* _Available records_

<<<<

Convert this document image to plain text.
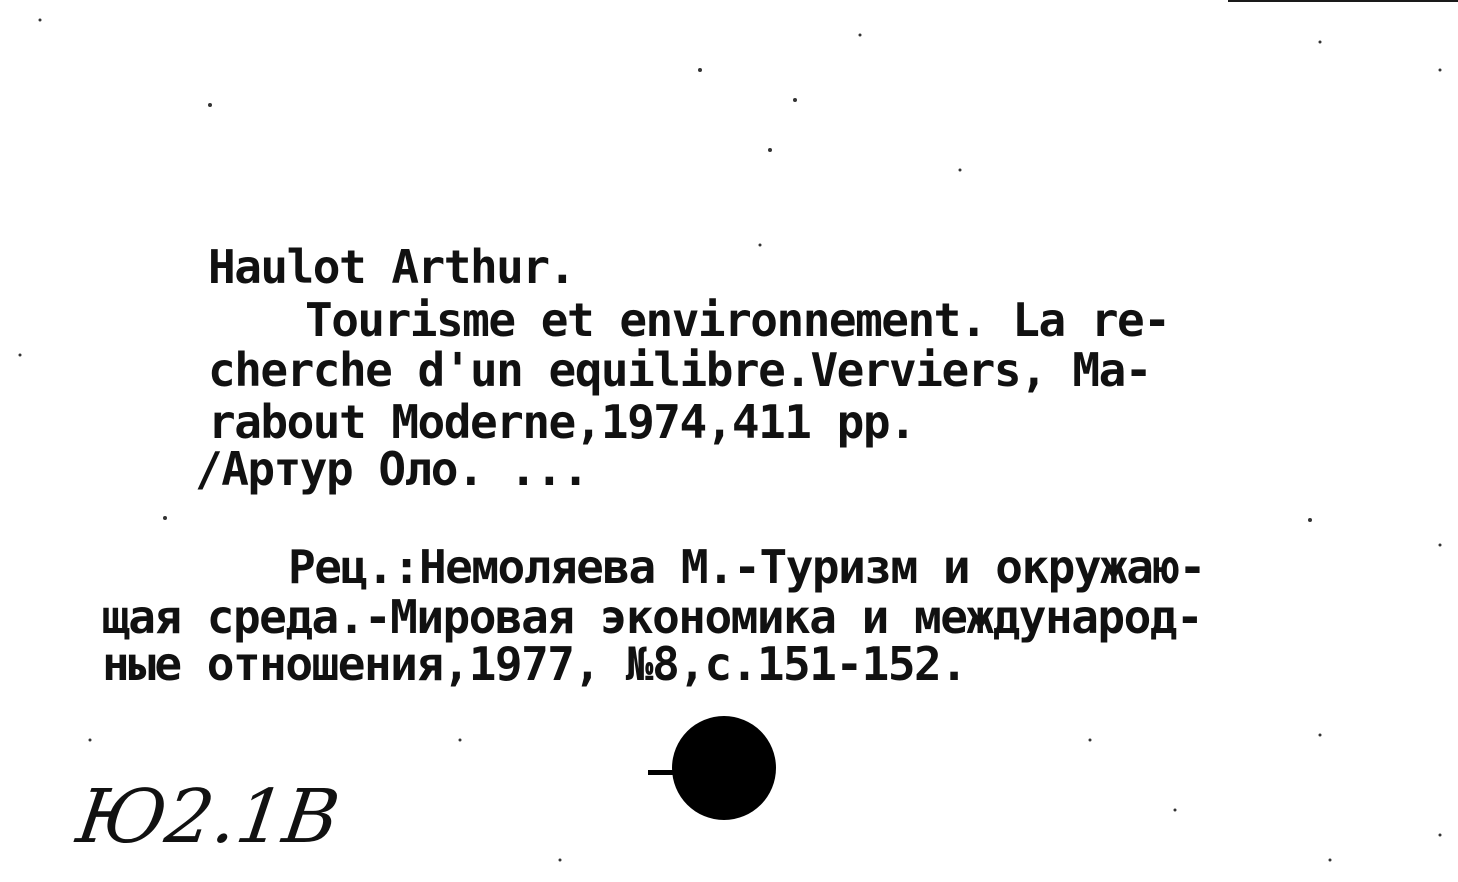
Haulot Arthur.
Tourisme et environnement. La re-
cherche d'un equilibre.Verviers, Ma-
rabout Moderne,1974,411 pp.
/Артур Оло. ...
Рец.:Немоляева М.-Туризм и окружаю-
щая среда.-Мировая экономика и международ-
ные отношения,1977, №8,с.151-152.
Ю2.1В
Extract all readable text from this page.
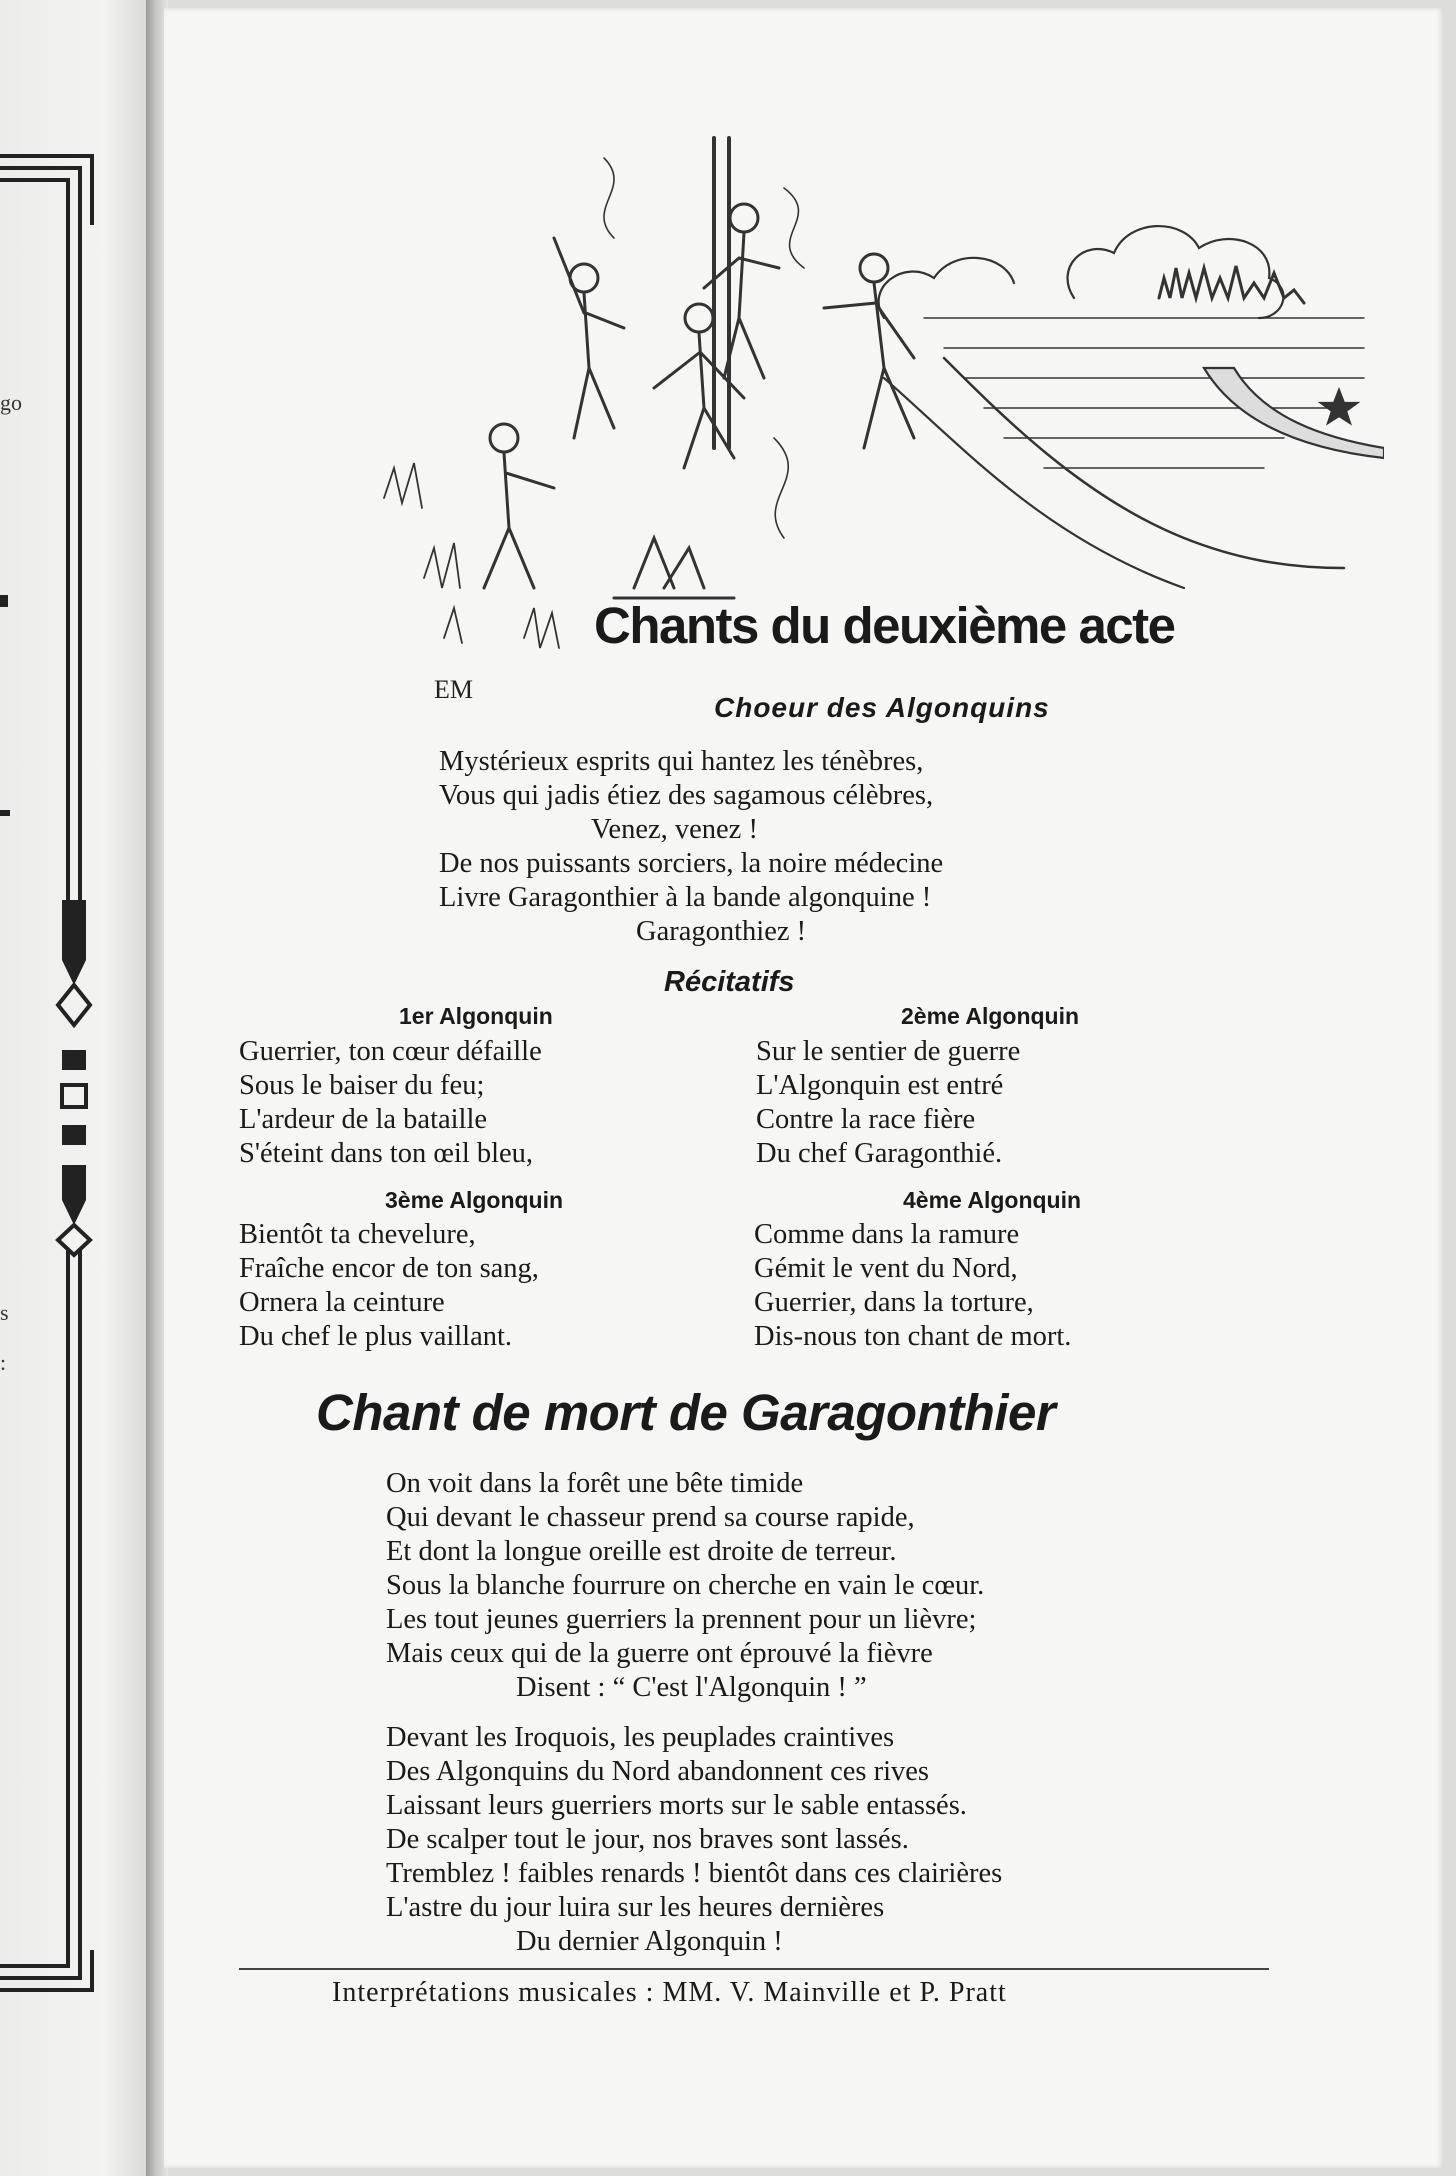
go
s
:
EM
Chants du deuxième acte
Choeur des Algonquins
Mystérieux esprits qui hantez les ténèbres,
Vous qui jadis étiez des sagamous célèbres,
Venez, venez !
De nos puissants sorciers, la noire médecine
Livre Garagonthier à la bande algonquine !
Garagonthiez !
Récitatifs
1er Algonquin	2ème Algonquin
Guerrier, ton cœur défaille
Sous le baiser du feu;
L'ardeur de la bataille
S'éteint dans ton œil bleu,
Sur le sentier de guerre
L'Algonquin est entré
Contre la race fière
Du chef Garagonthié.
3ème Algonquin	4ème Algonquin
Bientôt ta chevelure,
Fraîche encor de ton sang,
Ornera la ceinture
Du chef le plus vaillant.
Comme dans la ramure
Gémit le vent du Nord,
Guerrier, dans la torture,
Dis-nous ton chant de mort.
Chant de mort de Garagonthier
On voit dans la forêt une bête timide
Qui devant le chasseur prend sa course rapide,
Et dont la longue oreille est droite de terreur.
Sous la blanche fourrure on cherche en vain le cœur.
Les tout jeunes guerriers la prennent pour un lièvre;
Mais ceux qui de la guerre ont éprouvé la fièvre
Disent : “ C'est l'Algonquin ! ”
Devant les Iroquois, les peuplades craintives
Des Algonquins du Nord abandonnent ces rives
Laissant leurs guerriers morts sur le sable entassés.
De scalper tout le jour, nos braves sont lassés.
Tremblez ! faibles renards ! bientôt dans ces clairières
L'astre du jour luira sur les heures dernières
Du dernier Algonquin !
Interprétations musicales : MM. V. Mainville et P. Pratt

>>>>

* _Problem requirements_
Your answer should be a single number: the count of lines in the material above that contain "Nord".

* _The response_
2